- [Your objective]:
Copy all of the material exactly. Pictures are not to appear in the copy.
__________________________________________________
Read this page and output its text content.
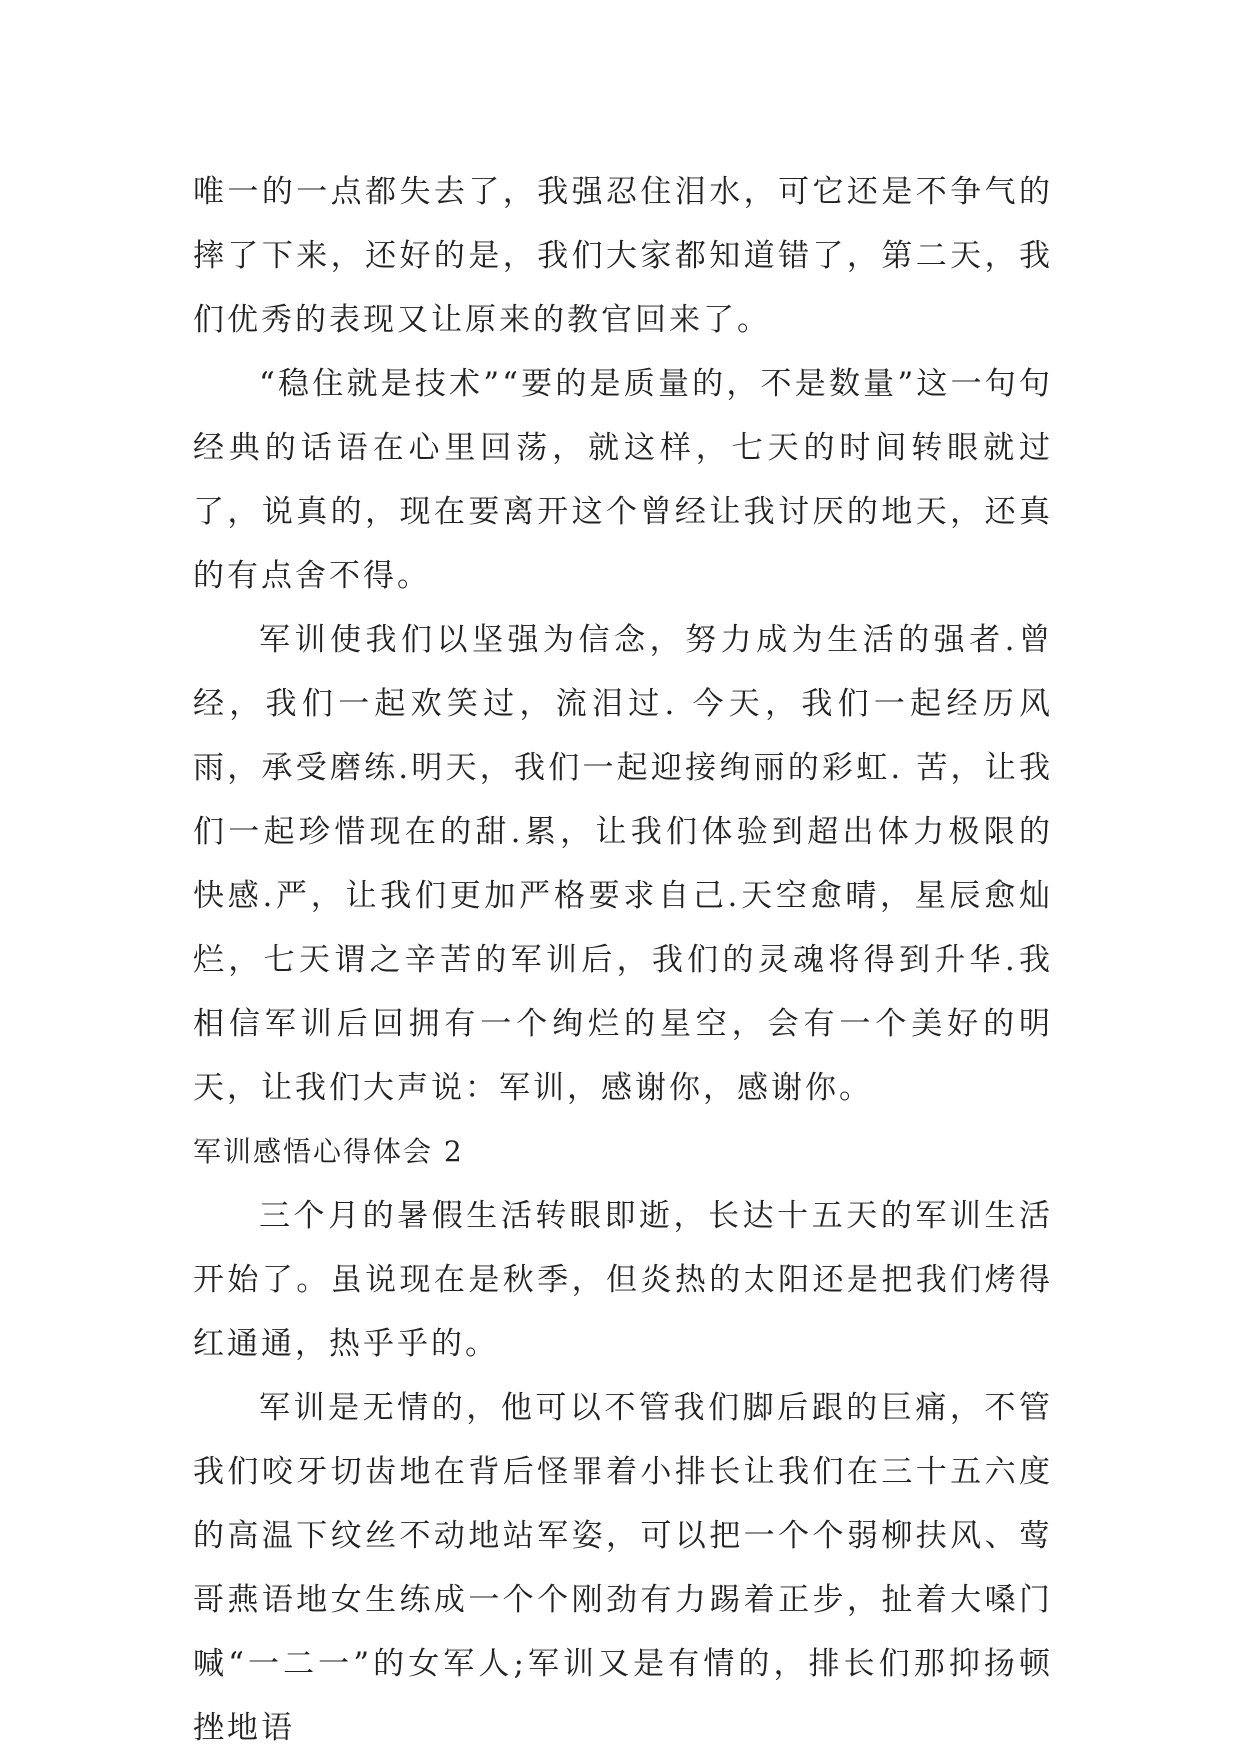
唯一的一点都失去了，我强忍住泪水，可它还是不争气的摔了下来，还好的是，我们大家都知道错了，第二天，我们优秀的表现又让原来的教官回来了。

“稳住就是技术”“要的是质量的，不是数量”这一句句经典的话语在心里回荡，就这样，七天的时间转眼就过了，说真的，现在要离开这个曾经让我讨厌的地天，还真的有点舍不得。

军训使我们以坚强为信念，努力成为生活的强者.曾经，我们一起欢笑过，流泪过. 今天，我们一起经历风雨，承受磨练.明天，我们一起迎接绚丽的彩虹. 苦，让我们一起珍惜现在的甜.累，让我们体验到超出体力极限的快感.严，让我们更加严格要求自己.天空愈晴，星辰愈灿烂，七天谓之辛苦的军训后，我们的灵魂将得到升华.我相信军训后回拥有一个绚烂的星空，会有一个美好的明天，让我们大声说：军训，感谢你，感谢你。

军训感悟心得体会 2

三个月的暑假生活转眼即逝，长达十五天的军训生活开始了。虽说现在是秋季，但炎热的太阳还是把我们烤得红通通，热乎乎的。

军训是无情的，他可以不管我们脚后跟的巨痛，不管我们咬牙切齿地在背后怪罪着小排长让我们在三十五六度的高温下纹丝不动地站军姿，可以把一个个弱柳扶风、莺哥燕语地女生练成一个个刚劲有力踢着正步，扯着大嗓门喊“一二一”的女军人;军训又是有情的，排长们那抑扬顿挫地语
__________________________________________________
- [Correct answer]:
Read this page and output its text content.
唯一的一点都失去了，我强忍住泪水，可它还是不争气的摔了下来，还好的是，我们大家都知道错了，第二天，我们优秀的表现又让原来的教官回来了。

“稳住就是技术”“要的是质量的，不是数量”这一句句经典的话语在心里回荡，就这样，七天的时间转眼就过了，说真的，现在要离开这个曾经让我讨厌的地天，还真的有点舍不得。

军训使我们以坚强为信念，努力成为生活的强者.曾经，我们一起欢笑过，流泪过. 今天，我们一起经历风雨，承受磨练.明天，我们一起迎接绚丽的彩虹. 苦，让我们一起珍惜现在的甜.累，让我们体验到超出体力极限的快感.严，让我们更加严格要求自己.天空愈晴，星辰愈灿烂，七天谓之辛苦的军训后，我们的灵魂将得到升华.我相信军训后回拥有一个绚烂的星空，会有一个美好的明天，让我们大声说：军训，感谢你，感谢你。

军训感悟心得体会 2

三个月的暑假生活转眼即逝，长达十五天的军训生活开始了。虽说现在是秋季，但炎热的太阳还是把我们烤得红通通，热乎乎的。

军训是无情的，他可以不管我们脚后跟的巨痛，不管我们咬牙切齿地在背后怪罪着小排长让我们在三十五六度的高温下纹丝不动地站军姿，可以把一个个弱柳扶风、莺哥燕语地女生练成一个个刚劲有力踢着正步，扯着大嗓门喊“一二一”的女军人;军训又是有情的，排长们那抑扬顿挫地语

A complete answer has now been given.